GIVEN PROBLEM: Skip the pictures and repeat each line of the data exactly.

LISTED ENTRIES:
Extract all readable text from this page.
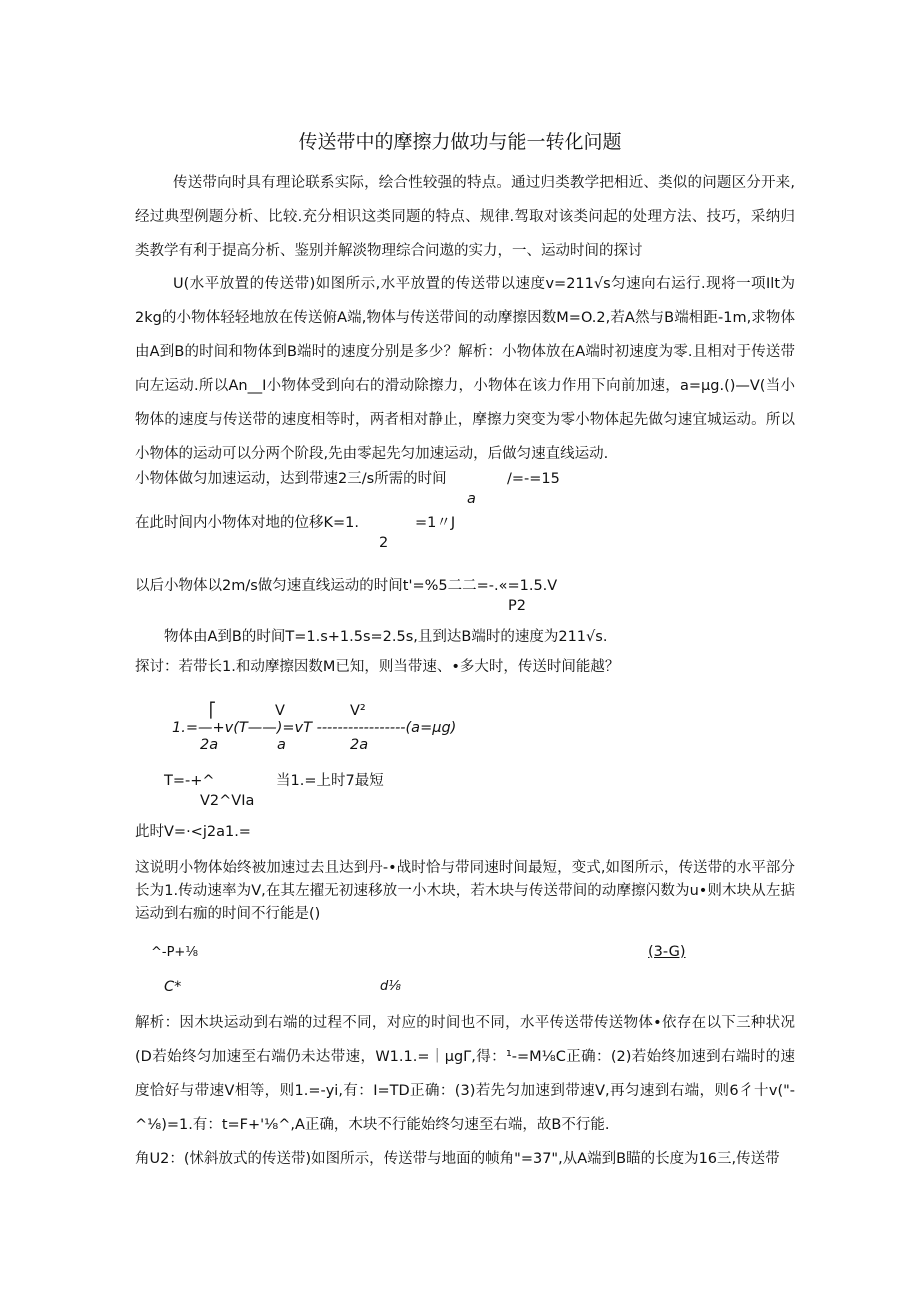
传送带中的摩擦力做功与能一转化问题

传送带向时具有理论联系实际，绘合性较强的特点。通过归类教学把相近、类似的问题区分开来,经过典型例题分析、比较.充分相识这类同题的特点、规律.驾取对该类问起的处理方法、技巧，采纳归类教学有利于提高分析、鉴别并解淡物理综合问遨的实力，一、运动时间的探讨

U(水平放置的传送带)如图所示,水平放置的传送带以速度v=211√s匀速向右运行.现将一项Ilt为2kg的小物体轻轻地放在传送俯A端,物体与传送带间的动摩擦因数M=O.2,若A然与B端相距-1m,求物体由A到B的时间和物体到B端时的速度分别是多少？解析：小物体放在A端时初速度为零.且相对于传送带向左运动.所以An__I小物体受到向右的滑动除擦力，小物体在该力作用下向前加速，a=μg.()—V(当小物体的速度与传送带的速度相等时，两者相对静止，摩擦力突变为零小物体起先做匀速宜城运动。所以小物体的运动可以分两个阶段,先由零起先匀加速运动，后做匀速直线运动.

小物体做匀加速运动，达到带速2三/s所需的时间	/=-=15
a
在此时间内小物体对地的位移K=1.	=1〃J
2
以后小物体以2m/s做匀速直线运动的时间t'=%5二二=-.«=1.5.V
P2
物体由A到B的时间T=1.s+1.5s=2.5s,且到达B端时的速度为211√s.
探讨：若带长1.和动摩擦因数M已知，则当带速、•多大时，传送时间能越？
⎡	V	V²
1.=—+v(T——)=vT -----------------(a=μg)
2a	a	2a
T=-+^	当1.=上时7最短
V2^VIa
此时V=·<j2a1.=
这说明小物体始终被加速过去且达到丹-•战时恰与带同速时间最短，变式,如图所示，传送带的水平部分长为1.传动速率为V,在其左擢无初速移放一小木块，若木块与传送带间的动摩擦闪数为u•则木块从左掂运动到右痂的时间不行能是()
^-P+⅛	(3-G)
C*	d⅛

解析：因木块运动到右端的过程不同，对应的时间也不同，水平传送带传送物体•依存在以下三种状况(D若始终匀加速至右端仍未达带速，W1.1.=｜μgΓ,得：¹-=M⅛C正确：(2)若始终加速到右端时的速度恰好与带速V相等，则1.=-yi,有：I=TD正确：(3)若先匀加速到带速V,再匀速到右端，则6彳十v("-^⅛)=1.有：t=F+'⅛^,A正确，木块不行能始终匀速至右端，故B不行能.

角U2：(怵斜放式的传送带)如图所示，传送带与地面的帧角"=37",从A端到B瞄的长度为16三,传送带
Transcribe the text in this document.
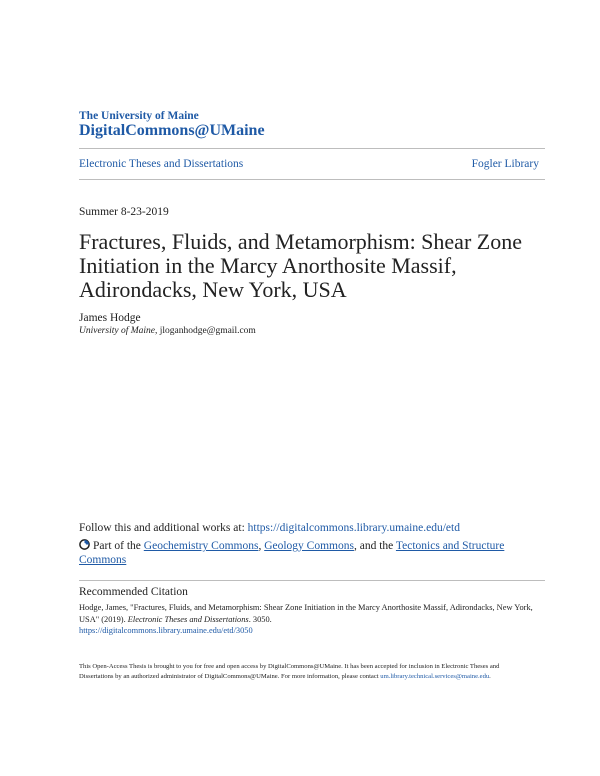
The University of Maine
DigitalCommons@UMaine
Electronic Theses and Dissertations	Fogler Library
Summer 8-23-2019
Fractures, Fluids, and Metamorphism: Shear Zone Initiation in the Marcy Anorthosite Massif, Adirondacks, New York, USA
James Hodge
University of Maine, jloganhodge@gmail.com
Follow this and additional works at: https://digitalcommons.library.umaine.edu/etd
Part of the Geochemistry Commons, Geology Commons, and the Tectonics and Structure Commons
Recommended Citation
Hodge, James, "Fractures, Fluids, and Metamorphism: Shear Zone Initiation in the Marcy Anorthosite Massif, Adirondacks, New York, USA" (2019). Electronic Theses and Dissertations. 3050.
https://digitalcommons.library.umaine.edu/etd/3050
This Open-Access Thesis is brought to you for free and open access by DigitalCommons@UMaine. It has been accepted for inclusion in Electronic Theses and Dissertations by an authorized administrator of DigitalCommons@UMaine. For more information, please contact um.library.technical.services@maine.edu.
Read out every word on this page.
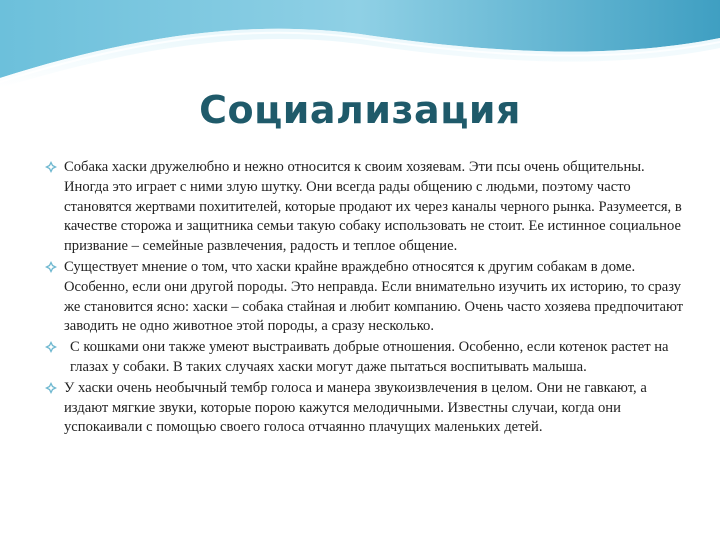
Социализация
Собака хаски дружелюбно и нежно относится к своим хозяевам. Эти псы очень общительны. Иногда это играет с ними злую шутку. Они всегда рады общению с людьми, поэтому часто становятся жертвами похитителей, которые продают их через каналы черного рынка. Разумеется, в качестве сторожа и защитника семьи такую собаку использовать не стоит. Ее истинное социальное призвание – семейные развлечения, радость и теплое общение.
Существует мнение о том, что хаски крайне враждебно относятся к другим собакам в доме. Особенно, если они другой породы. Это неправда. Если внимательно изучить их историю, то сразу же становится ясно: хаски – собака стайная и любит компанию. Очень часто хозяева предпочитают заводить не одно животное этой породы, а сразу несколько.
С кошками они также умеют выстраивать добрые отношения. Особенно, если котенок растет на глазах у собаки. В таких случаях хаски могут даже пытаться воспитывать малыша.
У хаски очень необычный тембр голоса и манера звукоизвлечения в целом. Они не гавкают, а издают мягкие звуки, которые порою кажутся мелодичными. Известны случаи, когда они успокаивали с помощью своего голоса отчаянно плачущих маленьких детей.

ANSWER FOR THE TASK:
Extract all readable text from this page.
传送带中的摩擦力做功与能一转化问题

传送带向时具有理论联系实际，绘合性较强的特点。通过归类教学把相近、类似的问题区分开来,经过典型例题分析、比较.充分相识这类同题的特点、规律.驾取对该类问起的处理方法、技巧，采纳归类教学有利于提高分析、鉴别并解淡物理综合问遨的实力，一、运动时间的探讨

U(水平放置的传送带)如图所示,水平放置的传送带以速度v=211√s匀速向右运行.现将一项Ilt为2kg的小物体轻轻地放在传送俯A端,物体与传送带间的动摩擦因数M=O.2,若A然与B端相距-1m,求物体由A到B的时间和物体到B端时的速度分别是多少？解析：小物体放在A端时初速度为零.且相对于传送带向左运动.所以An__I小物体受到向右的滑动除擦力，小物体在该力作用下向前加速，a=μg.()—V(当小物体的速度与传送带的速度相等时，两者相对静止，摩擦力突变为零小物体起先做匀速宜城运动。所以小物体的运动可以分两个阶段,先由零起先匀加速运动，后做匀速直线运动.

小物体做匀加速运动，达到带速2三/s所需的时间	/=-=15
a
在此时间内小物体对地的位移K=1.	=1〃J
2
以后小物体以2m/s做匀速直线运动的时间t'=%5二二=-.«=1.5.V
P2
物体由A到B的时间T=1.s+1.5s=2.5s,且到达B端时的速度为211√s.
探讨：若带长1.和动摩擦因数M已知，则当带速、•多大时，传送时间能越？
⎡	V	V²
1.=—+v(T——)=vT -----------------(a=μg)
2a	a	2a
T=-+^	当1.=上时7最短
V2^VIa
此时V=·<j2a1.=
这说明小物体始终被加速过去且达到丹-•战时恰与带同速时间最短，变式,如图所示，传送带的水平部分长为1.传动速率为V,在其左擢无初速移放一小木块，若木块与传送带间的动摩擦闪数为u•则木块从左掂运动到右痂的时间不行能是()
^-P+⅛	(3-G)
C*	d⅛

解析：因木块运动到右端的过程不同，对应的时间也不同，水平传送带传送物体•依存在以下三种状况(D若始终匀加速至右端仍未达带速，W1.1.=｜μgΓ,得：¹-=M⅛C正确：(2)若始终加速到右端时的速度恰好与带速V相等，则1.=-yi,有：I=TD正确：(3)若先匀加速到带速V,再匀速到右端，则6彳十v("-^⅛)=1.有：t=F+'⅛^,A正确，木块不行能始终匀速至右端，故B不行能.

角U2：(怵斜放式的传送带)如图所示，传送带与地面的帧角"=37",从A端到B瞄的长度为16三,传送带
Transcribe the text in this document.
The University of Maine
DigitalCommons@UMaine
Electronic Theses and Dissertations	Fogler Library
Summer 8-23-2019
Fractures, Fluids, and Metamorphism: Shear Zone Initiation in the Marcy Anorthosite Massif, Adirondacks, New York, USA
James Hodge
University of Maine, jloganhodge@gmail.com
Follow this and additional works at: https://digitalcommons.library.umaine.edu/etd
Part of the Geochemistry Commons, Geology Commons, and the Tectonics and Structure Commons
Recommended Citation
Hodge, James, "Fractures, Fluids, and Metamorphism: Shear Zone Initiation in the Marcy Anorthosite Massif, Adirondacks, New York, USA" (2019). Electronic Theses and Dissertations. 3050.
https://digitalcommons.library.umaine.edu/etd/3050
This Open-Access Thesis is brought to you for free and open access by DigitalCommons@UMaine. It has been accepted for inclusion in Electronic Theses and Dissertations by an authorized administrator of DigitalCommons@UMaine. For more information, please contact um.library.technical.services@maine.edu.
Read out every word on this page.
Социализация
Собака хаски дружелюбно и нежно относится к своим хозяевам. Эти псы очень общительны. Иногда это играет с ними злую шутку. Они всегда рады общению с людьми, поэтому часто становятся жертвами похитителей, которые продают их через каналы черного рынка. Разумеется, в качестве сторожа и защитника семьи такую собаку использовать не стоит. Ее истинное социальное призвание – семейные развлечения, радость и теплое общение.
Существует мнение о том, что хаски крайне враждебно относятся к другим собакам в доме. Особенно, если они другой породы. Это неправда. Если внимательно изучить их историю, то сразу же становится ясно: хаски – собака стайная и любит компанию. Очень часто хозяева предпочитают заводить не одно животное этой породы, а сразу несколько.
С кошками они также умеют выстраивать добрые отношения. Особенно, если котенок растет на глазах у собаки. В таких случаях хаски могут даже пытаться воспитывать малыша.
У хаски очень необычный тембр голоса и манера звукоизвлечения в целом. Они не гавкают, а издают мягкие звуки, которые порою кажутся мелодичными. Известны случаи, когда они успокаивали с помощью своего голоса отчаянно плачущих маленьких детей.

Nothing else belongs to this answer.